Print all of the entries exactly, minus the pictures.
___ Dataset entries ___
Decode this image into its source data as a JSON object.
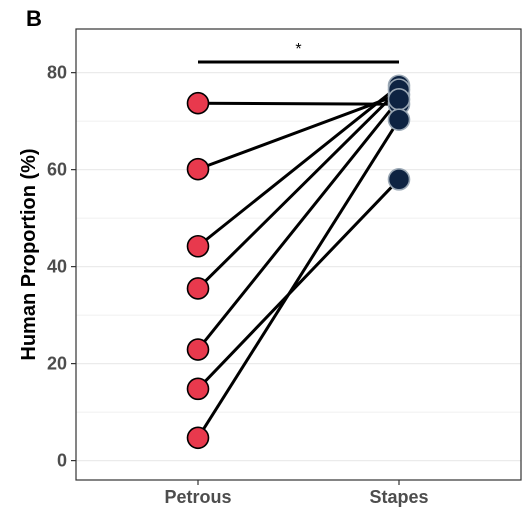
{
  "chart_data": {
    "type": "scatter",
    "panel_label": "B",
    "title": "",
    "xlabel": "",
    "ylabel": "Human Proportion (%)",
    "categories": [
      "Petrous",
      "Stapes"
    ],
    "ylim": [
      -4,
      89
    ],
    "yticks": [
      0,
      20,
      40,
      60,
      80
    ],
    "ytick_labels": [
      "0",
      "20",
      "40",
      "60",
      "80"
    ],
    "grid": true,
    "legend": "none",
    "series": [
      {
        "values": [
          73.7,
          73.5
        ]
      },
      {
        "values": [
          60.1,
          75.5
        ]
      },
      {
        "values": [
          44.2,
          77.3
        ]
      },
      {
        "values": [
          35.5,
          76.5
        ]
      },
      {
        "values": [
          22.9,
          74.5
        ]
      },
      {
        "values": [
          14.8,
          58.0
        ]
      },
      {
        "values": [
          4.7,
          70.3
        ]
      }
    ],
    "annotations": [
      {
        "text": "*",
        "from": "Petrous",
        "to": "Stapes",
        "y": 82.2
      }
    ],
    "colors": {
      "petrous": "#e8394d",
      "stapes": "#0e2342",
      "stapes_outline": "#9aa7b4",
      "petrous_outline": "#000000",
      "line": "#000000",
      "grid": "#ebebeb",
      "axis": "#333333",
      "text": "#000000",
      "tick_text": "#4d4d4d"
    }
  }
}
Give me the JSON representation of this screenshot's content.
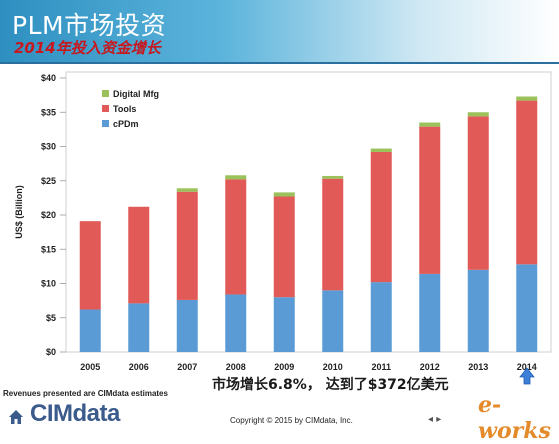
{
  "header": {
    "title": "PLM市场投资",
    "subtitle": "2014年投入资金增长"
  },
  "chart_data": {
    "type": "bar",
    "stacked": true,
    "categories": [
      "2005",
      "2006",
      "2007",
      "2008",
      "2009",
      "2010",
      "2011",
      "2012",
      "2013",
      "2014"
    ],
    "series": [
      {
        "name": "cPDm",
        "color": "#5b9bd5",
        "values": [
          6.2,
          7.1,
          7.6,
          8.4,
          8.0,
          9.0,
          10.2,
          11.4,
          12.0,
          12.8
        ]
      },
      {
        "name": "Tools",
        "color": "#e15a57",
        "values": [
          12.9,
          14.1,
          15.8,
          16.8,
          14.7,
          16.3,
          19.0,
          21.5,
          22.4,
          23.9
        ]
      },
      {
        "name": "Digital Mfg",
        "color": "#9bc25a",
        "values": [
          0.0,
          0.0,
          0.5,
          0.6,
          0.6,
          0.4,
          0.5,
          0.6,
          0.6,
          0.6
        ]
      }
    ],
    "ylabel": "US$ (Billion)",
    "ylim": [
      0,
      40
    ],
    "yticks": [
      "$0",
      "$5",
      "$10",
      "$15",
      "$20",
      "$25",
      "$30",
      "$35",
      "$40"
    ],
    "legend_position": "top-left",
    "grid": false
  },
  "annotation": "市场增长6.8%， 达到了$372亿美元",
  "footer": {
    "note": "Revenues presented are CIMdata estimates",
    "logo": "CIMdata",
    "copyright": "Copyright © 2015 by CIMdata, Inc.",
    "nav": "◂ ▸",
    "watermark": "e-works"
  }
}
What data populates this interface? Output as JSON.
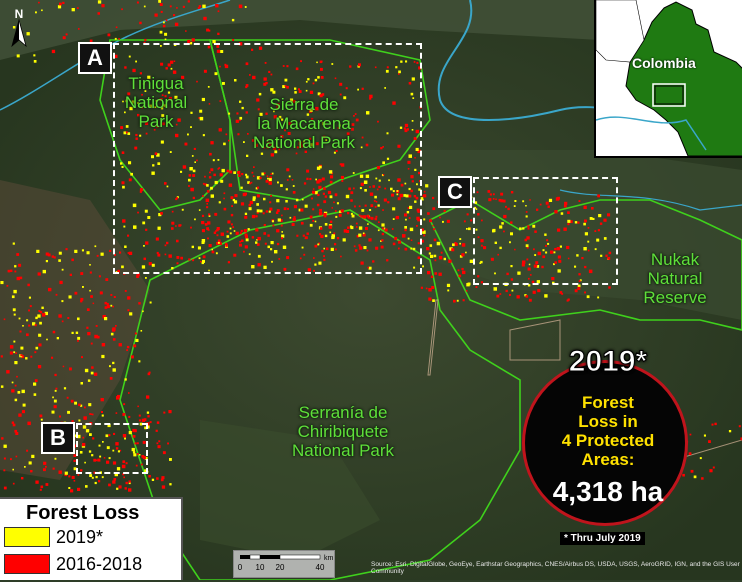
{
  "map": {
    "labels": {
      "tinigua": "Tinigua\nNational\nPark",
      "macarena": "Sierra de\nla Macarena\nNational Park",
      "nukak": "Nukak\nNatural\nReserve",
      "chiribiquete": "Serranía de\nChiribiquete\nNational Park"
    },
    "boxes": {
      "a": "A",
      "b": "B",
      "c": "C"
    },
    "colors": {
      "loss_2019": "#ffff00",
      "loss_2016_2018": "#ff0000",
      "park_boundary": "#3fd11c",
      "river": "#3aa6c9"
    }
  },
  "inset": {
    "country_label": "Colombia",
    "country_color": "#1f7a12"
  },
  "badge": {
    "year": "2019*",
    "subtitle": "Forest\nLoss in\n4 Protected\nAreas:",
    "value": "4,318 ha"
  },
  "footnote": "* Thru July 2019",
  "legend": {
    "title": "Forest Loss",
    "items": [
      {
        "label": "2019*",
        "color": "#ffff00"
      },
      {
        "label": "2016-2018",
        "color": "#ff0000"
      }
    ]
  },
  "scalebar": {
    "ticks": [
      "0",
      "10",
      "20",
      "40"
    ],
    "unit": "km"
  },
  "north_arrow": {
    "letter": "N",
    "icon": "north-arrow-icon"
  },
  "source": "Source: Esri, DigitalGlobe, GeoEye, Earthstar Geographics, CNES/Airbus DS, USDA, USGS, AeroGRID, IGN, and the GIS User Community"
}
___
Complete answer -
Decode this image into its source data as a JSON object.
{
  "chart_data": {
    "type": "scatter",
    "panel_label": "B",
    "title": "",
    "xlabel": "",
    "ylabel": "Human Proportion (%)",
    "categories": [
      "Petrous",
      "Stapes"
    ],
    "ylim": [
      -4,
      89
    ],
    "yticks": [
      0,
      20,
      40,
      60,
      80
    ],
    "ytick_labels": [
      "0",
      "20",
      "40",
      "60",
      "80"
    ],
    "grid": true,
    "legend": "none",
    "series": [
      {
        "values": [
          73.7,
          73.5
        ]
      },
      {
        "values": [
          60.1,
          75.5
        ]
      },
      {
        "values": [
          44.2,
          77.3
        ]
      },
      {
        "values": [
          35.5,
          76.5
        ]
      },
      {
        "values": [
          22.9,
          74.5
        ]
      },
      {
        "values": [
          14.8,
          58.0
        ]
      },
      {
        "values": [
          4.7,
          70.3
        ]
      }
    ],
    "annotations": [
      {
        "text": "*",
        "from": "Petrous",
        "to": "Stapes",
        "y": 82.2
      }
    ],
    "colors": {
      "petrous": "#e8394d",
      "stapes": "#0e2342",
      "stapes_outline": "#9aa7b4",
      "petrous_outline": "#000000",
      "line": "#000000",
      "grid": "#ebebeb",
      "axis": "#333333",
      "text": "#000000",
      "tick_text": "#4d4d4d"
    }
  }
}
Give me the JSON representation of this screenshot's content.
{
  "header": {
    "title": "PLM市场投资",
    "subtitle": "2014年投入资金增长"
  },
  "chart_data": {
    "type": "bar",
    "stacked": true,
    "categories": [
      "2005",
      "2006",
      "2007",
      "2008",
      "2009",
      "2010",
      "2011",
      "2012",
      "2013",
      "2014"
    ],
    "series": [
      {
        "name": "cPDm",
        "color": "#5b9bd5",
        "values": [
          6.2,
          7.1,
          7.6,
          8.4,
          8.0,
          9.0,
          10.2,
          11.4,
          12.0,
          12.8
        ]
      },
      {
        "name": "Tools",
        "color": "#e15a57",
        "values": [
          12.9,
          14.1,
          15.8,
          16.8,
          14.7,
          16.3,
          19.0,
          21.5,
          22.4,
          23.9
        ]
      },
      {
        "name": "Digital Mfg",
        "color": "#9bc25a",
        "values": [
          0.0,
          0.0,
          0.5,
          0.6,
          0.6,
          0.4,
          0.5,
          0.6,
          0.6,
          0.6
        ]
      }
    ],
    "ylabel": "US$ (Billion)",
    "ylim": [
      0,
      40
    ],
    "yticks": [
      "$0",
      "$5",
      "$10",
      "$15",
      "$20",
      "$25",
      "$30",
      "$35",
      "$40"
    ],
    "legend_position": "top-left",
    "grid": false
  },
  "annotation": "市场增长6.8%， 达到了$372亿美元",
  "footer": {
    "note": "Revenues presented are CIMdata estimates",
    "logo": "CIMdata",
    "copyright": "Copyright © 2015 by CIMdata, Inc.",
    "nav": "◂ ▸",
    "watermark": "e-works"
  }
}
What data populates this interface? Output as JSON.
{
  "map": {
    "labels": {
      "tinigua": "Tinigua\nNational\nPark",
      "macarena": "Sierra de\nla Macarena\nNational Park",
      "nukak": "Nukak\nNatural\nReserve",
      "chiribiquete": "Serranía de\nChiribiquete\nNational Park"
    },
    "boxes": {
      "a": "A",
      "b": "B",
      "c": "C"
    },
    "colors": {
      "loss_2019": "#ffff00",
      "loss_2016_2018": "#ff0000",
      "park_boundary": "#3fd11c",
      "river": "#3aa6c9"
    }
  },
  "inset": {
    "country_label": "Colombia",
    "country_color": "#1f7a12"
  },
  "badge": {
    "year": "2019*",
    "subtitle": "Forest\nLoss in\n4 Protected\nAreas:",
    "value": "4,318 ha"
  },
  "footnote": "* Thru July 2019",
  "legend": {
    "title": "Forest Loss",
    "items": [
      {
        "label": "2019*",
        "color": "#ffff00"
      },
      {
        "label": "2016-2018",
        "color": "#ff0000"
      }
    ]
  },
  "scalebar": {
    "ticks": [
      "0",
      "10",
      "20",
      "40"
    ],
    "unit": "km"
  },
  "north_arrow": {
    "letter": "N",
    "icon": "north-arrow-icon"
  },
  "source": "Source: Esri, DigitalGlobe, GeoEye, Earthstar Geographics, CNES/Airbus DS, USDA, USGS, AeroGRID, IGN, and the GIS User Community"
}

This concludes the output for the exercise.